Records contained in a dataset:
[start]
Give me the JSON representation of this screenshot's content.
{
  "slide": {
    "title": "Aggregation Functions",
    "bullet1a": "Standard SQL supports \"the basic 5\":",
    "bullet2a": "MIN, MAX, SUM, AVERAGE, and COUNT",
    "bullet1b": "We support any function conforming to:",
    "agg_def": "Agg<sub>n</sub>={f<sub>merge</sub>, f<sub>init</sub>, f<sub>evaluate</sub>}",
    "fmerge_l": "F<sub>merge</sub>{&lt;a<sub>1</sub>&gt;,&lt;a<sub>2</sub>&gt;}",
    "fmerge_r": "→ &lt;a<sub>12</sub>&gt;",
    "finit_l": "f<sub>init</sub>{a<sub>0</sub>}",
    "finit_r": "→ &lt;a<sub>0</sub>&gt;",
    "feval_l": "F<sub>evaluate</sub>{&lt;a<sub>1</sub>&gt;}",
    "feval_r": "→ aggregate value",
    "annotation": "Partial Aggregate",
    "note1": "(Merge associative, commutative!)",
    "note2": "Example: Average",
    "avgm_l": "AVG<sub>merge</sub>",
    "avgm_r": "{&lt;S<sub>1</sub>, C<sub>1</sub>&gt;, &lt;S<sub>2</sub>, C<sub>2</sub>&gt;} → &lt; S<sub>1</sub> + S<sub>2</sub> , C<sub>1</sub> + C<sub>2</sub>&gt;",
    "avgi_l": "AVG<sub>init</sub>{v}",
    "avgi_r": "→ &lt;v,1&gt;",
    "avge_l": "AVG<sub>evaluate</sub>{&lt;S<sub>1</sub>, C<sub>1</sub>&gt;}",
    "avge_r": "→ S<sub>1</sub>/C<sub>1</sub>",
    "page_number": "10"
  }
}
[end]
- [WRITTEN EXERCISE] Exactly reproduce the material above.

- [WRITTEN SOLUTION]
Give me the JSON representation of this screenshot's content.
{
  "slide": {
    "title": "Aggregation Functions",
    "bullet1a": "Standard SQL supports \"the basic 5\":",
    "bullet2a": "MIN, MAX, SUM, AVERAGE, and COUNT",
    "bullet1b": "We support any function conforming to:",
    "agg_def": "Agg<sub>n</sub>={f<sub>merge</sub>, f<sub>init</sub>, f<sub>evaluate</sub>}",
    "fmerge_l": "F<sub>merge</sub>{&lt;a<sub>1</sub>&gt;,&lt;a<sub>2</sub>&gt;}",
    "fmerge_r": "→ &lt;a<sub>12</sub>&gt;",
    "finit_l": "f<sub>init</sub>{a<sub>0</sub>}",
    "finit_r": "→ &lt;a<sub>0</sub>&gt;",
    "feval_l": "F<sub>evaluate</sub>{&lt;a<sub>1</sub>&gt;}",
    "feval_r": "→ aggregate value",
    "annotation": "Partial Aggregate",
    "note1": "(Merge associative, commutative!)",
    "note2": "Example: Average",
    "avgm_l": "AVG<sub>merge</sub>",
    "avgm_r": "{&lt;S<sub>1</sub>, C<sub>1</sub>&gt;, &lt;S<sub>2</sub>, C<sub>2</sub>&gt;} → &lt; S<sub>1</sub> + S<sub>2</sub> , C<sub>1</sub> + C<sub>2</sub>&gt;",
    "avgi_l": "AVG<sub>init</sub>{v}",
    "avgi_r": "→ &lt;v,1&gt;",
    "avge_l": "AVG<sub>evaluate</sub>{&lt;S<sub>1</sub>, C<sub>1</sub>&gt;}",
    "avge_r": "→ S<sub>1</sub>/C<sub>1</sub>",
    "page_number": "10"
  }
}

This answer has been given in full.